RECORDS FOR THIS EXERCISE.
>>>>>

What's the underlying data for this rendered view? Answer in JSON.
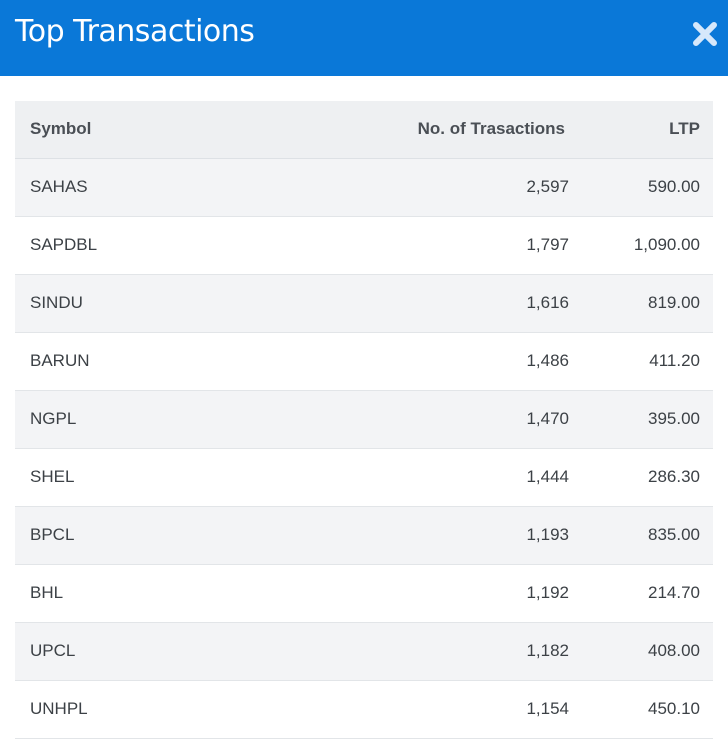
{
  "header": {
    "title": "Top Transactions",
    "close_icon": "close-icon",
    "background_color": "#0a78d8"
  },
  "table": {
    "columns": [
      "Symbol",
      "No. of Trasactions",
      "LTP"
    ],
    "rows": [
      {
        "symbol": "SAHAS",
        "transactions": "2,597",
        "ltp": "590.00"
      },
      {
        "symbol": "SAPDBL",
        "transactions": "1,797",
        "ltp": "1,090.00"
      },
      {
        "symbol": "SINDU",
        "transactions": "1,616",
        "ltp": "819.00"
      },
      {
        "symbol": "BARUN",
        "transactions": "1,486",
        "ltp": "411.20"
      },
      {
        "symbol": "NGPL",
        "transactions": "1,470",
        "ltp": "395.00"
      },
      {
        "symbol": "SHEL",
        "transactions": "1,444",
        "ltp": "286.30"
      },
      {
        "symbol": "BPCL",
        "transactions": "1,193",
        "ltp": "835.00"
      },
      {
        "symbol": "BHL",
        "transactions": "1,192",
        "ltp": "214.70"
      },
      {
        "symbol": "UPCL",
        "transactions": "1,182",
        "ltp": "408.00"
      },
      {
        "symbol": "UNHPL",
        "transactions": "1,154",
        "ltp": "450.10"
      }
    ]
  }
}
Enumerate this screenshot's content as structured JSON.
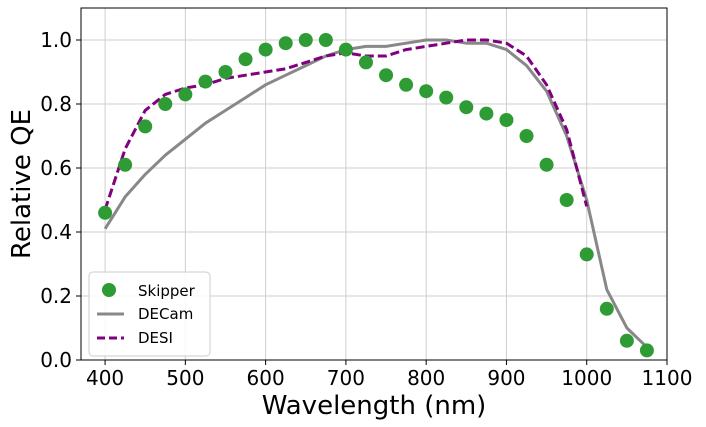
{
  "chart_data": {
    "type": "line",
    "xlabel": "Wavelength (nm)",
    "ylabel": "Relative QE",
    "xlim": [
      370,
      1100
    ],
    "ylim": [
      0.0,
      1.1
    ],
    "xticks": [
      "400",
      "500",
      "600",
      "700",
      "800",
      "900",
      "1000",
      "1100"
    ],
    "yticks": [
      "0.0",
      "0.2",
      "0.4",
      "0.6",
      "0.8",
      "1.0"
    ],
    "xtick_values": [
      400,
      500,
      600,
      700,
      800,
      900,
      1000,
      1100
    ],
    "ytick_values": [
      0.0,
      0.2,
      0.4,
      0.6,
      0.8,
      1.0
    ],
    "grid": true,
    "legend_position": "lower-left",
    "series": [
      {
        "name": "Skipper",
        "style": "scatter",
        "color": "#2e9b34",
        "x": [
          400,
          425,
          450,
          475,
          500,
          525,
          550,
          575,
          600,
          625,
          650,
          675,
          700,
          725,
          750,
          775,
          800,
          825,
          850,
          875,
          900,
          925,
          950,
          975,
          1000,
          1025,
          1050,
          1075
        ],
        "y": [
          0.46,
          0.61,
          0.73,
          0.8,
          0.83,
          0.87,
          0.9,
          0.94,
          0.97,
          0.99,
          1.0,
          1.0,
          0.97,
          0.93,
          0.89,
          0.86,
          0.84,
          0.82,
          0.79,
          0.77,
          0.75,
          0.7,
          0.61,
          0.5,
          0.33,
          0.16,
          0.06,
          0.03
        ]
      },
      {
        "name": "DECam",
        "style": "line",
        "color": "#888888",
        "x": [
          400,
          425,
          450,
          475,
          500,
          525,
          550,
          575,
          600,
          625,
          650,
          675,
          700,
          725,
          750,
          775,
          800,
          825,
          850,
          875,
          900,
          925,
          950,
          975,
          1000,
          1025,
          1050,
          1075
        ],
        "y": [
          0.41,
          0.51,
          0.58,
          0.64,
          0.69,
          0.74,
          0.78,
          0.82,
          0.86,
          0.89,
          0.92,
          0.95,
          0.97,
          0.98,
          0.98,
          0.99,
          1.0,
          1.0,
          0.99,
          0.99,
          0.97,
          0.92,
          0.84,
          0.7,
          0.5,
          0.22,
          0.1,
          0.04
        ]
      },
      {
        "name": "DESI",
        "style": "dashed",
        "color": "#800080",
        "x": [
          400,
          425,
          450,
          475,
          500,
          525,
          550,
          575,
          600,
          625,
          650,
          675,
          700,
          725,
          750,
          775,
          800,
          825,
          850,
          875,
          900,
          925,
          950,
          975,
          1000
        ],
        "y": [
          0.47,
          0.66,
          0.78,
          0.83,
          0.85,
          0.86,
          0.88,
          0.89,
          0.9,
          0.91,
          0.93,
          0.95,
          0.96,
          0.95,
          0.95,
          0.97,
          0.98,
          0.99,
          1.0,
          1.0,
          0.99,
          0.95,
          0.86,
          0.72,
          0.48
        ]
      }
    ]
  }
}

<<<<<

WHAT THIS TASK INVOLVES. Copy the entries exactly. Leave out the images.

CORRECT OUTPUT.
What's the underlying data for this rendered view? Answer in JSON.
{
  "header": {
    "title": "Top Transactions",
    "close_icon": "close-icon",
    "background_color": "#0a78d8"
  },
  "table": {
    "columns": [
      "Symbol",
      "No. of Trasactions",
      "LTP"
    ],
    "rows": [
      {
        "symbol": "SAHAS",
        "transactions": "2,597",
        "ltp": "590.00"
      },
      {
        "symbol": "SAPDBL",
        "transactions": "1,797",
        "ltp": "1,090.00"
      },
      {
        "symbol": "SINDU",
        "transactions": "1,616",
        "ltp": "819.00"
      },
      {
        "symbol": "BARUN",
        "transactions": "1,486",
        "ltp": "411.20"
      },
      {
        "symbol": "NGPL",
        "transactions": "1,470",
        "ltp": "395.00"
      },
      {
        "symbol": "SHEL",
        "transactions": "1,444",
        "ltp": "286.30"
      },
      {
        "symbol": "BPCL",
        "transactions": "1,193",
        "ltp": "835.00"
      },
      {
        "symbol": "BHL",
        "transactions": "1,192",
        "ltp": "214.70"
      },
      {
        "symbol": "UPCL",
        "transactions": "1,182",
        "ltp": "408.00"
      },
      {
        "symbol": "UNHPL",
        "transactions": "1,154",
        "ltp": "450.10"
      }
    ]
  }
}
Enumerate this screenshot's content as structured JSON.
{
  "chart_data": {
    "type": "line",
    "xlabel": "Wavelength (nm)",
    "ylabel": "Relative QE",
    "xlim": [
      370,
      1100
    ],
    "ylim": [
      0.0,
      1.1
    ],
    "xticks": [
      "400",
      "500",
      "600",
      "700",
      "800",
      "900",
      "1000",
      "1100"
    ],
    "yticks": [
      "0.0",
      "0.2",
      "0.4",
      "0.6",
      "0.8",
      "1.0"
    ],
    "xtick_values": [
      400,
      500,
      600,
      700,
      800,
      900,
      1000,
      1100
    ],
    "ytick_values": [
      0.0,
      0.2,
      0.4,
      0.6,
      0.8,
      1.0
    ],
    "grid": true,
    "legend_position": "lower-left",
    "series": [
      {
        "name": "Skipper",
        "style": "scatter",
        "color": "#2e9b34",
        "x": [
          400,
          425,
          450,
          475,
          500,
          525,
          550,
          575,
          600,
          625,
          650,
          675,
          700,
          725,
          750,
          775,
          800,
          825,
          850,
          875,
          900,
          925,
          950,
          975,
          1000,
          1025,
          1050,
          1075
        ],
        "y": [
          0.46,
          0.61,
          0.73,
          0.8,
          0.83,
          0.87,
          0.9,
          0.94,
          0.97,
          0.99,
          1.0,
          1.0,
          0.97,
          0.93,
          0.89,
          0.86,
          0.84,
          0.82,
          0.79,
          0.77,
          0.75,
          0.7,
          0.61,
          0.5,
          0.33,
          0.16,
          0.06,
          0.03
        ]
      },
      {
        "name": "DECam",
        "style": "line",
        "color": "#888888",
        "x": [
          400,
          425,
          450,
          475,
          500,
          525,
          550,
          575,
          600,
          625,
          650,
          675,
          700,
          725,
          750,
          775,
          800,
          825,
          850,
          875,
          900,
          925,
          950,
          975,
          1000,
          1025,
          1050,
          1075
        ],
        "y": [
          0.41,
          0.51,
          0.58,
          0.64,
          0.69,
          0.74,
          0.78,
          0.82,
          0.86,
          0.89,
          0.92,
          0.95,
          0.97,
          0.98,
          0.98,
          0.99,
          1.0,
          1.0,
          0.99,
          0.99,
          0.97,
          0.92,
          0.84,
          0.7,
          0.5,
          0.22,
          0.1,
          0.04
        ]
      },
      {
        "name": "DESI",
        "style": "dashed",
        "color": "#800080",
        "x": [
          400,
          425,
          450,
          475,
          500,
          525,
          550,
          575,
          600,
          625,
          650,
          675,
          700,
          725,
          750,
          775,
          800,
          825,
          850,
          875,
          900,
          925,
          950,
          975,
          1000
        ],
        "y": [
          0.47,
          0.66,
          0.78,
          0.83,
          0.85,
          0.86,
          0.88,
          0.89,
          0.9,
          0.91,
          0.93,
          0.95,
          0.96,
          0.95,
          0.95,
          0.97,
          0.98,
          0.99,
          1.0,
          1.0,
          0.99,
          0.95,
          0.86,
          0.72,
          0.48
        ]
      }
    ]
  }
}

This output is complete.